# [Objective]
Copy out all of the data exactly as it appears.
---
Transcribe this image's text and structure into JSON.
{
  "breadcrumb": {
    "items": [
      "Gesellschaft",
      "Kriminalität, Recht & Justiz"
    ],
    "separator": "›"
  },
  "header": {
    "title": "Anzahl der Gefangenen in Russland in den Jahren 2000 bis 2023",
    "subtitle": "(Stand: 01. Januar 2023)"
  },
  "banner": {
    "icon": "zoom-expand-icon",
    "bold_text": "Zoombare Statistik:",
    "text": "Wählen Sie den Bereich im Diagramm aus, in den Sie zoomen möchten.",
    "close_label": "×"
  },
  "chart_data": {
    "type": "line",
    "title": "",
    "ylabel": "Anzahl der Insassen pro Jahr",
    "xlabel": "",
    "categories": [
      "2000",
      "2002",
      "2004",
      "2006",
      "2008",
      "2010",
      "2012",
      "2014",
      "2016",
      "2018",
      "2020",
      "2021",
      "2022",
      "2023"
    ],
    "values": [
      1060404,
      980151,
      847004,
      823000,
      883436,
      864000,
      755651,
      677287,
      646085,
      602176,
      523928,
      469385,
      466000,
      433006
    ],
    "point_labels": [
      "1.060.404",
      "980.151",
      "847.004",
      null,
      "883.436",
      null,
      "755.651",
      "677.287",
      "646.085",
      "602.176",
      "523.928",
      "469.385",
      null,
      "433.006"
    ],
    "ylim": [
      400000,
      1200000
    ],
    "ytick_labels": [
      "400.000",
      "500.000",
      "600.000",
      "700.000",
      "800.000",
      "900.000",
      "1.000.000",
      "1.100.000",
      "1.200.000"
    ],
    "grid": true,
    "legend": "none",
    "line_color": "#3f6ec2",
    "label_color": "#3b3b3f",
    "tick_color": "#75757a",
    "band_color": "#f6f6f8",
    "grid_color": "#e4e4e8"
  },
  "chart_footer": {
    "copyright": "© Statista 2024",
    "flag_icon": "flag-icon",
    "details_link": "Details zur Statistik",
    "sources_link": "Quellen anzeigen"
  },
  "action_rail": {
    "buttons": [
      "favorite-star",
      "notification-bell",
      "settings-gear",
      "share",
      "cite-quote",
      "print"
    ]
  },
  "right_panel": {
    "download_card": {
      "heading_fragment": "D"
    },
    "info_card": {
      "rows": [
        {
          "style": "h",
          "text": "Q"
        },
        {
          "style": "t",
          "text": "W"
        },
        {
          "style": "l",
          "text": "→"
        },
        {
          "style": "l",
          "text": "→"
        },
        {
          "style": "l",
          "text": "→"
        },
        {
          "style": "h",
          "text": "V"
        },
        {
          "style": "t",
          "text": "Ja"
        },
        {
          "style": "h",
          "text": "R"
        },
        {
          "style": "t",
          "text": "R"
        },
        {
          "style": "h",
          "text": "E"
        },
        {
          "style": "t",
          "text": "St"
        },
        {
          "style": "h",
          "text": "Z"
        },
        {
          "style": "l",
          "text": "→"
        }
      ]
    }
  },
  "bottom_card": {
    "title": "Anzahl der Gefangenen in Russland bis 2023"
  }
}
---
# [The answer]
Transcribe this image's text and structure into JSON.
{
  "breadcrumb": {
    "items": [
      "Gesellschaft",
      "Kriminalität, Recht & Justiz"
    ],
    "separator": "›"
  },
  "header": {
    "title": "Anzahl der Gefangenen in Russland in den Jahren 2000 bis 2023",
    "subtitle": "(Stand: 01. Januar 2023)"
  },
  "banner": {
    "icon": "zoom-expand-icon",
    "bold_text": "Zoombare Statistik:",
    "text": "Wählen Sie den Bereich im Diagramm aus, in den Sie zoomen möchten.",
    "close_label": "×"
  },
  "chart_data": {
    "type": "line",
    "title": "",
    "ylabel": "Anzahl der Insassen pro Jahr",
    "xlabel": "",
    "categories": [
      "2000",
      "2002",
      "2004",
      "2006",
      "2008",
      "2010",
      "2012",
      "2014",
      "2016",
      "2018",
      "2020",
      "2021",
      "2022",
      "2023"
    ],
    "values": [
      1060404,
      980151,
      847004,
      823000,
      883436,
      864000,
      755651,
      677287,
      646085,
      602176,
      523928,
      469385,
      466000,
      433006
    ],
    "point_labels": [
      "1.060.404",
      "980.151",
      "847.004",
      null,
      "883.436",
      null,
      "755.651",
      "677.287",
      "646.085",
      "602.176",
      "523.928",
      "469.385",
      null,
      "433.006"
    ],
    "ylim": [
      400000,
      1200000
    ],
    "ytick_labels": [
      "400.000",
      "500.000",
      "600.000",
      "700.000",
      "800.000",
      "900.000",
      "1.000.000",
      "1.100.000",
      "1.200.000"
    ],
    "grid": true,
    "legend": "none",
    "line_color": "#3f6ec2",
    "label_color": "#3b3b3f",
    "tick_color": "#75757a",
    "band_color": "#f6f6f8",
    "grid_color": "#e4e4e8"
  },
  "chart_footer": {
    "copyright": "© Statista 2024",
    "flag_icon": "flag-icon",
    "details_link": "Details zur Statistik",
    "sources_link": "Quellen anzeigen"
  },
  "action_rail": {
    "buttons": [
      "favorite-star",
      "notification-bell",
      "settings-gear",
      "share",
      "cite-quote",
      "print"
    ]
  },
  "right_panel": {
    "download_card": {
      "heading_fragment": "D"
    },
    "info_card": {
      "rows": [
        {
          "style": "h",
          "text": "Q"
        },
        {
          "style": "t",
          "text": "W"
        },
        {
          "style": "l",
          "text": "→"
        },
        {
          "style": "l",
          "text": "→"
        },
        {
          "style": "l",
          "text": "→"
        },
        {
          "style": "h",
          "text": "V"
        },
        {
          "style": "t",
          "text": "Ja"
        },
        {
          "style": "h",
          "text": "R"
        },
        {
          "style": "t",
          "text": "R"
        },
        {
          "style": "h",
          "text": "E"
        },
        {
          "style": "t",
          "text": "St"
        },
        {
          "style": "h",
          "text": "Z"
        },
        {
          "style": "l",
          "text": "→"
        }
      ]
    }
  },
  "bottom_card": {
    "title": "Anzahl der Gefangenen in Russland bis 2023"
  }
}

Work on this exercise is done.